▶ **What is required**
Lines that contain the string "include" are to be copied; leave out all others.

** Begin **

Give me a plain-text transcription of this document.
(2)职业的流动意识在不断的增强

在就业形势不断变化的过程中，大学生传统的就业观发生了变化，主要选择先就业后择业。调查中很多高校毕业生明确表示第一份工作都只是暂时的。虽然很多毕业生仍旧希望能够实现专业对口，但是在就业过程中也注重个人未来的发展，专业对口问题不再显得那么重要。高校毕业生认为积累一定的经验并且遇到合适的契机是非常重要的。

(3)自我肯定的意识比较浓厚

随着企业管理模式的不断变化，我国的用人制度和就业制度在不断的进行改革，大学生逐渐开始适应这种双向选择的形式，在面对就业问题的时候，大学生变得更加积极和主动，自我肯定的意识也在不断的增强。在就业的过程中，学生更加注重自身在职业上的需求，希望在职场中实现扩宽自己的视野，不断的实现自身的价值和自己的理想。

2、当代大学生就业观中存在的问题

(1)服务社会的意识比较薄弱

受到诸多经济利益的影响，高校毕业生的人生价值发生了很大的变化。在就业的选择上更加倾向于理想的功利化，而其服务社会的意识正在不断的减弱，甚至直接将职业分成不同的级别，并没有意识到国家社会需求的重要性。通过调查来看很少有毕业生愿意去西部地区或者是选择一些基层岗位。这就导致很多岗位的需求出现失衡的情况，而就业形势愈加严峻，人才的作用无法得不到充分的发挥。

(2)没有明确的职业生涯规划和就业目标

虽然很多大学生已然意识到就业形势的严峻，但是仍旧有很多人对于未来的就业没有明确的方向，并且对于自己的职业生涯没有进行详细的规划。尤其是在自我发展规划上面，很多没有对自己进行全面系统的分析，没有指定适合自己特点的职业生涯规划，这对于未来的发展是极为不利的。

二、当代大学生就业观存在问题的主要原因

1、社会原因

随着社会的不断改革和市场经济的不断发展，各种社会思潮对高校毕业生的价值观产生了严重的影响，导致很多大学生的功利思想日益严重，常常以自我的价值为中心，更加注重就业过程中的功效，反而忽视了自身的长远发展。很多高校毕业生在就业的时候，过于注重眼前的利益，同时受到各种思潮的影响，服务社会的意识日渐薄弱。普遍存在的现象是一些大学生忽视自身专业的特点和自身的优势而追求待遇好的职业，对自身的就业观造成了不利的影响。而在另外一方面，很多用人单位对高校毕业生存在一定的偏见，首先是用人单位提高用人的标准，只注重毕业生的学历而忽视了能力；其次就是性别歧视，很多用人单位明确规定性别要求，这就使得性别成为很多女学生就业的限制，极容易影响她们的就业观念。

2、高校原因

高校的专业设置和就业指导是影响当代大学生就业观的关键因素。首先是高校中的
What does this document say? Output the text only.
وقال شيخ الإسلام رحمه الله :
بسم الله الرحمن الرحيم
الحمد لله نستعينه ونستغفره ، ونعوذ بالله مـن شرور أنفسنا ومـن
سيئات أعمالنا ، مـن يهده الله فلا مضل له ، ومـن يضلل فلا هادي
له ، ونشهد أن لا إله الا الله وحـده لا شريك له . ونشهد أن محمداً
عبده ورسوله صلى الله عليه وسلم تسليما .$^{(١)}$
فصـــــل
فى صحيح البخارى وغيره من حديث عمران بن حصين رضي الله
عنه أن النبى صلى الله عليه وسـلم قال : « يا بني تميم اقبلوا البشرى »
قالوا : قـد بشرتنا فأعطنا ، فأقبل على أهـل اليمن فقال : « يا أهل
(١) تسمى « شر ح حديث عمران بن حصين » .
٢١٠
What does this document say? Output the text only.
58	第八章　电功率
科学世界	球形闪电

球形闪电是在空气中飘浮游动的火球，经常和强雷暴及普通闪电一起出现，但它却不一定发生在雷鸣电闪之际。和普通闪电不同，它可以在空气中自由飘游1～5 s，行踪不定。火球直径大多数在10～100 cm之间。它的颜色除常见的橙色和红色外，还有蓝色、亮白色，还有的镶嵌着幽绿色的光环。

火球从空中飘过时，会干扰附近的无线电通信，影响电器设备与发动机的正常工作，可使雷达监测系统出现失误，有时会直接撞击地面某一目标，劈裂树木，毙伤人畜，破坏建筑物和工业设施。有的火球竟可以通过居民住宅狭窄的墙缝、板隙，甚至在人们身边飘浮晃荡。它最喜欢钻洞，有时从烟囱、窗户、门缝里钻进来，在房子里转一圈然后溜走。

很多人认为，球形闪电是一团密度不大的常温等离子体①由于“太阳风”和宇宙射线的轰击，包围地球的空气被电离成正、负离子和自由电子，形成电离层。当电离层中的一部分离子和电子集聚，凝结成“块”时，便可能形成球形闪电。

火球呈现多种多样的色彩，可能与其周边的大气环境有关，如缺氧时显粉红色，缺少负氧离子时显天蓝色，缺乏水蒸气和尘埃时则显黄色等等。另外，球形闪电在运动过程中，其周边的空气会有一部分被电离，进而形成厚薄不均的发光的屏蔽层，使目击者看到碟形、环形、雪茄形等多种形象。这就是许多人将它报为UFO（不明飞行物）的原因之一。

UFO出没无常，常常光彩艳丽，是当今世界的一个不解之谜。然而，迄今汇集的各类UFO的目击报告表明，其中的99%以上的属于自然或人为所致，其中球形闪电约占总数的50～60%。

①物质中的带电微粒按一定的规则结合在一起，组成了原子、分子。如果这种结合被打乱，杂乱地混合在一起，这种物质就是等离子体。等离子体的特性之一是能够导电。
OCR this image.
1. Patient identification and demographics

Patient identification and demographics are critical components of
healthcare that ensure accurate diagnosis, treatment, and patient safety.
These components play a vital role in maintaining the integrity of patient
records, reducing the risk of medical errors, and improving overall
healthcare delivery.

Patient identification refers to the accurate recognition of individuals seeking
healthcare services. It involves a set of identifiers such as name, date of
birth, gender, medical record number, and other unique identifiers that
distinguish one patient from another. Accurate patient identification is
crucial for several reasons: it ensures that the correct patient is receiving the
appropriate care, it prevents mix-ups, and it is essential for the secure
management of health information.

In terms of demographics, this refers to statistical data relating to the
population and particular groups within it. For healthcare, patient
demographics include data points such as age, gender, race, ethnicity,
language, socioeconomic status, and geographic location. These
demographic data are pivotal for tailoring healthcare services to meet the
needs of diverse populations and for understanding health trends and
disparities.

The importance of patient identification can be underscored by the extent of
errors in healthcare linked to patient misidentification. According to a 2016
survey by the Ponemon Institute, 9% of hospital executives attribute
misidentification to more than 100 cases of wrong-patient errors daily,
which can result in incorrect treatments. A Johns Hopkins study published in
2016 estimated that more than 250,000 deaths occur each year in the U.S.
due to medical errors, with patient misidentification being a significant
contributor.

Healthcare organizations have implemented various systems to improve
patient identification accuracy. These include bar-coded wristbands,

** End **

▶ **Correct answer**
demographics include data points such as age, gender, race, ethnicity,
patient identification accuracy. These include bar-coded wristbands,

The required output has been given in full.